» **Written instruction**:
Word for word, repeat the entries, minus the pictures.

Saved entries
• • •
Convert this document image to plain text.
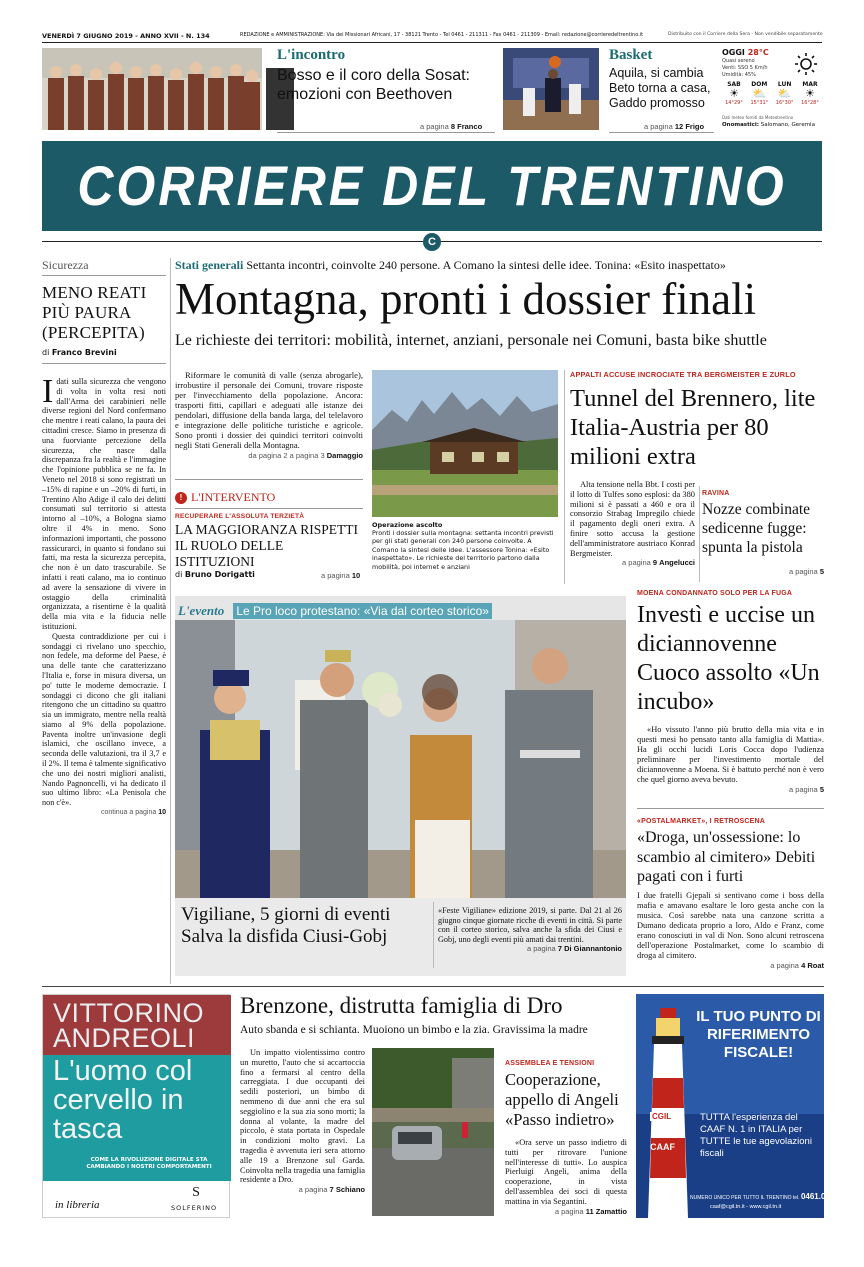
VENERDÌ 7 GIUGNO 2019 - ANNO XVII - N. 134	REDAZIONE e AMMINISTRAZIONE: Via dei Missionari Africani, 17 - 38121 Trento - Tel 0461 - 211311 - Fax 0461 - 211309 - Email: redazione@corrieredeltrentino.it	Distribuito con il Corriere della Sera - Non vendibile separatamente
L'incontro
Bosso e il coro della Sosat: emozioni con Beethoven
a pagina 8 Franco
Basket
Aquila, si cambia Beto torna a casa, Gaddo promosso
a pagina 12 Frigo
OGGI 28°C
Quasi sereno
Venti: SSO 5 Km/h
Umidità: 45%
SAB
☀
14°29°
DOM
⛅
15°31°
LUN
⛅
16°30°
MAR
☀
16°28°
Dati meteo forniti da Meteotrentino
Onomastici: Salomano, Geremia
CORRIERE DEL TRENTINO
C
Sicurezza
MENO REATI PIÙ PAURA (PERCEPITA)
di Franco Brevini
I dati sulla sicurezza che vengono di volta in volta resi noti dall'Arma dei carabinieri nelle diverse regioni del Nord confermano che mentre i reati calano, la paura dei cittadini cresce. Siamo in presenza di una fuorviante percezione della sicurezza, che nasce dalla discrepanza fra la realtà e l'immagine che l'opinione pubblica se ne fa. In Veneto nel 2018 si sono registrati un –15% di rapine e un –20% di furti, in Trentino Alto Adige il calo dei delitti consumati sul territorio si attesta intorno al –10%, a Bologna siamo oltre il 4% in meno. Sono informazioni importanti, che possono rassicurarci, in quanto si fondano sui fatti, ma resta la sicurezza percepita, che non è un dato trascurabile. Se infatti i reati calano, ma io continuo ad avere la sensazione di vivere in ostaggio della criminalità organizzata, a risentirne è la qualità della mia vita e la fiducia nelle istituzioni.

Questa contraddizione per cui i sondaggi ci rivelano uno specchio, non fedele, ma deforme del Paese, è una delle tante che caratterizzano l'Italia e, forse in misura diversa, un po' tutte le moderne democrazie. I sondaggi ci dicono che gli italiani ritengono che un cittadino su quattro sia un immigrato, mentre nella realtà siamo al 9% della popolazione. Paventa inoltre un'invasione degli islamici, che oscillano invece, a seconda delle valutazioni, tra il 3,7 e il 2%. Il tema è talmente significativo che uno dei nostri migliori analisti, Nando Pagnoncelli, vi ha dedicato il suo ultimo libro: «La Penisola che non c'è».

continua a pagina 10
Stati generali Settanta incontri, coinvolte 240 persone. A Comano la sintesi delle idee. Tonina: «Esito inaspettato»
Montagna, pronti i dossier finali
Le richieste dei territori: mobilità, internet, anziani, personale nei Comuni, basta bike shuttle

Riformare le comunità di valle (senza abrogarle), irrobustire il personale dei Comuni, trovare risposte per l'invecchiamento della popolazione. Ancora: trasporti fitti, capillari e adeguati alle istanze dei pendolari, diffusione della banda larga, del telelavoro e integrazione delle politiche turistiche e agricole. Sono pronti i dossier dei quindici territori coinvolti negli Stati Generali della Montagna.

da pagina 2 a pagina 3 Damaggio
Operazione ascolto
Pronti i dossier sulla montagna: settanta incontri previsti per gli stati generali con 240 persone coinvolte. A Comano la sintesi delle idee. L'assessore Tonina: «Esito inaspettato». Le richieste del territorio partono dalla mobilità, poi internet e anziani
! L'INTERVENTO
RECUPERARE L'ASSOLUTA TERZIETÀ
LA MAGGIORANZA RISPETTI IL RUOLO DELLE ISTITUZIONI
di Bruno Dorigatti	a pagina 10
APPALTI ACCUSE INCROCIATE TRA BERGMEISTER E ZURLO
Tunnel del Brennero, lite Italia-Austria per 80 milioni extra

Alta tensione nella Bbt. I costi per il lotto di Tulfes sono esplosi: da 380 milioni si è passati a 460 e ora il consorzio Strabag Impregilo chiede il pagamento degli oneri extra. A finire sotto accusa la gestione dell'amministratore austriaco Konrad Bergmeister.

a pagina 9 Angelucci
RAVINA
Nozze combinate sedicenne fugge: spunta la pistola
a pagina 5
L'evento Le Pro loco protestano: «Via dal corteo storico»
Vigiliane, 5 giorni di eventi Salva la disfida Ciusi-Gobj

«Feste Vigiliane» edizione 2019, si parte. Dal 21 al 26 giugno cinque giornate ricche di eventi in città. Si parte con il corteo storico, salva anche la sfida dei Ciusi e Gobj, uno degli eventi più amati dai trentini.

a pagina 7 Di Giannantonio
MOENA CONDANNATO SOLO PER LA FUGA
Investì e uccise un diciannovenne Cuoco assolto «Un incubo»

«Ho vissuto l'anno più brutto della mia vita e in questi mesi ho pensato tanto alla famiglia di Mattia». Ha gli occhi lucidi Loris Cocca dopo l'udienza preliminare per l'investimento mortale del diciannovenne a Moena. Si è battuto perché non è vero che quel giorno aveva bevuto.

a pagina 5
«POSTALMARKET», I RETROSCENA
«Droga, un'ossessione: lo scambio al cimitero» Debiti pagati con i furti

I due fratelli Gjepali si sentivano come i boss della mafia e amavano esaltare le loro gesta anche con la musica. Così sarebbe nata una canzone scritta a Dumano dedicata proprio a loro, Aldo e Franz, come erano conosciuti in val di Non. Sono alcuni retroscena dell'operazione Postalmarket, come lo scambio di droga al cimitero.

a pagina 4 Roat
VITTORINO ANDREOLI
L'uomo col cervello in tasca
COME LA RIVOLUZIONE DIGITALE STA CAMBIANDO I NOSTRI COMPORTAMENTI
in libreria
S
SOLFERINO
Brenzone, distrutta famiglia di Dro
Auto sbanda e si schianta. Muoiono un bimbo e la zia. Gravissima la madre

Un impatto violentissimo contro un muretto, l'auto che si accartoccia fino a fermarsi al centro della carreggiata. I due occupanti dei sedili posteriori, un bimbo di nemmeno di due anni che era sul seggiolino e la sua zia sono morti; la donna al volante, la madre del piccolo, è stata portata in Ospedale in condizioni molto gravi. La tragedia è avvenuta ieri sera attorno alle 19 a Brenzone sul Garda. Coinvolta nella tragedia una famiglia residente a Dro.

a pagina 7 Schiano
ASSEMBLEA E TENSIONI
Cooperazione, appello di Angeli «Passo indietro»

«Ora serve un passo indietro di tutti per ritrovare l'unione nell'interesse di tutti». Lo auspica Pierluigi Angeli, anima della cooperazione, in vista dell'assemblea dei soci di questa mattina in via Segantini.

a pagina 11 Zamattio
CGIL
CAAF
IL TUO PUNTO DI RIFERIMENTO FISCALE!
TUTTA l'esperienza del CAAF N. 1 in ITALIA per TUTTE le tue agevolazioni fiscali
NUMERO UNICO PER TUTTO IL TRENTINO tel. 0461.040111
caaf@cgil.tn.it - www.cgil.tn.it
• • •
» **Written response**:
Convert this document image to plain text.
VENERDÌ 7 GIUGNO 2019 - ANNO XVII - N. 134	REDAZIONE e AMMINISTRAZIONE: Via dei Missionari Africani, 17 - 38121 Trento - Tel 0461 - 211311 - Fax 0461 - 211309 - Email: redazione@corrieredeltrentino.it	Distribuito con il Corriere della Sera - Non vendibile separatamente
L'incontro
Bosso e il coro della Sosat: emozioni con Beethoven
a pagina 8 Franco
Basket
Aquila, si cambia Beto torna a casa, Gaddo promosso
a pagina 12 Frigo
OGGI 28°C
Quasi sereno
Venti: SSO 5 Km/h
Umidità: 45%
SAB
☀
14°29°
DOM
⛅
15°31°
LUN
⛅
16°30°
MAR
☀
16°28°
Dati meteo forniti da Meteotrentino
Onomastici: Salomano, Geremia
CORRIERE DEL TRENTINO
C
Sicurezza
MENO REATI PIÙ PAURA (PERCEPITA)
di Franco Brevini
I dati sulla sicurezza che vengono di volta in volta resi noti dall'Arma dei carabinieri nelle diverse regioni del Nord confermano che mentre i reati calano, la paura dei cittadini cresce. Siamo in presenza di una fuorviante percezione della sicurezza, che nasce dalla discrepanza fra la realtà e l'immagine che l'opinione pubblica se ne fa. In Veneto nel 2018 si sono registrati un –15% di rapine e un –20% di furti, in Trentino Alto Adige il calo dei delitti consumati sul territorio si attesta intorno al –10%, a Bologna siamo oltre il 4% in meno. Sono informazioni importanti, che possono rassicurarci, in quanto si fondano sui fatti, ma resta la sicurezza percepita, che non è un dato trascurabile. Se infatti i reati calano, ma io continuo ad avere la sensazione di vivere in ostaggio della criminalità organizzata, a risentirne è la qualità della mia vita e la fiducia nelle istituzioni.

Questa contraddizione per cui i sondaggi ci rivelano uno specchio, non fedele, ma deforme del Paese, è una delle tante che caratterizzano l'Italia e, forse in misura diversa, un po' tutte le moderne democrazie. I sondaggi ci dicono che gli italiani ritengono che un cittadino su quattro sia un immigrato, mentre nella realtà siamo al 9% della popolazione. Paventa inoltre un'invasione degli islamici, che oscillano invece, a seconda delle valutazioni, tra il 3,7 e il 2%. Il tema è talmente significativo che uno dei nostri migliori analisti, Nando Pagnoncelli, vi ha dedicato il suo ultimo libro: «La Penisola che non c'è».

continua a pagina 10
Stati generali Settanta incontri, coinvolte 240 persone. A Comano la sintesi delle idee. Tonina: «Esito inaspettato»
Montagna, pronti i dossier finali
Le richieste dei territori: mobilità, internet, anziani, personale nei Comuni, basta bike shuttle

Riformare le comunità di valle (senza abrogarle), irrobustire il personale dei Comuni, trovare risposte per l'invecchiamento della popolazione. Ancora: trasporti fitti, capillari e adeguati alle istanze dei pendolari, diffusione della banda larga, del telelavoro e integrazione delle politiche turistiche e agricole. Sono pronti i dossier dei quindici territori coinvolti negli Stati Generali della Montagna.

da pagina 2 a pagina 3 Damaggio
Operazione ascolto
Pronti i dossier sulla montagna: settanta incontri previsti per gli stati generali con 240 persone coinvolte. A Comano la sintesi delle idee. L'assessore Tonina: «Esito inaspettato». Le richieste del territorio partono dalla mobilità, poi internet e anziani
! L'INTERVENTO
RECUPERARE L'ASSOLUTA TERZIETÀ
LA MAGGIORANZA RISPETTI IL RUOLO DELLE ISTITUZIONI
di Bruno Dorigatti	a pagina 10
APPALTI ACCUSE INCROCIATE TRA BERGMEISTER E ZURLO
Tunnel del Brennero, lite Italia-Austria per 80 milioni extra

Alta tensione nella Bbt. I costi per il lotto di Tulfes sono esplosi: da 380 milioni si è passati a 460 e ora il consorzio Strabag Impregilo chiede il pagamento degli oneri extra. A finire sotto accusa la gestione dell'amministratore austriaco Konrad Bergmeister.

a pagina 9 Angelucci
RAVINA
Nozze combinate sedicenne fugge: spunta la pistola
a pagina 5
L'evento Le Pro loco protestano: «Via dal corteo storico»
Vigiliane, 5 giorni di eventi Salva la disfida Ciusi-Gobj

«Feste Vigiliane» edizione 2019, si parte. Dal 21 al 26 giugno cinque giornate ricche di eventi in città. Si parte con il corteo storico, salva anche la sfida dei Ciusi e Gobj, uno degli eventi più amati dai trentini.

a pagina 7 Di Giannantonio
MOENA CONDANNATO SOLO PER LA FUGA
Investì e uccise un diciannovenne Cuoco assolto «Un incubo»

«Ho vissuto l'anno più brutto della mia vita e in questi mesi ho pensato tanto alla famiglia di Mattia». Ha gli occhi lucidi Loris Cocca dopo l'udienza preliminare per l'investimento mortale del diciannovenne a Moena. Si è battuto perché non è vero che quel giorno aveva bevuto.

a pagina 5
«POSTALMARKET», I RETROSCENA
«Droga, un'ossessione: lo scambio al cimitero» Debiti pagati con i furti

I due fratelli Gjepali si sentivano come i boss della mafia e amavano esaltare le loro gesta anche con la musica. Così sarebbe nata una canzone scritta a Dumano dedicata proprio a loro, Aldo e Franz, come erano conosciuti in val di Non. Sono alcuni retroscena dell'operazione Postalmarket, come lo scambio di droga al cimitero.

a pagina 4 Roat
VITTORINO ANDREOLI
L'uomo col cervello in tasca
COME LA RIVOLUZIONE DIGITALE STA CAMBIANDO I NOSTRI COMPORTAMENTI
in libreria
S
SOLFERINO
Brenzone, distrutta famiglia di Dro
Auto sbanda e si schianta. Muoiono un bimbo e la zia. Gravissima la madre

Un impatto violentissimo contro un muretto, l'auto che si accartoccia fino a fermarsi al centro della carreggiata. I due occupanti dei sedili posteriori, un bimbo di nemmeno di due anni che era sul seggiolino e la sua zia sono morti; la donna al volante, la madre del piccolo, è stata portata in Ospedale in condizioni molto gravi. La tragedia è avvenuta ieri sera attorno alle 19 a Brenzone sul Garda. Coinvolta nella tragedia una famiglia residente a Dro.

a pagina 7 Schiano
ASSEMBLEA E TENSIONI
Cooperazione, appello di Angeli «Passo indietro»

«Ora serve un passo indietro di tutti per ritrovare l'unione nell'interesse di tutti». Lo auspica Pierluigi Angeli, anima della cooperazione, in vista dell'assemblea dei soci di questa mattina in via Segantini.

a pagina 11 Zamattio
CGIL
CAAF
IL TUO PUNTO DI RIFERIMENTO FISCALE!
TUTTA l'esperienza del CAAF N. 1 in ITALIA per TUTTE le tue agevolazioni fiscali
NUMERO UNICO PER TUTTO IL TRENTINO tel. 0461.040111
caaf@cgil.tn.it - www.cgil.tn.it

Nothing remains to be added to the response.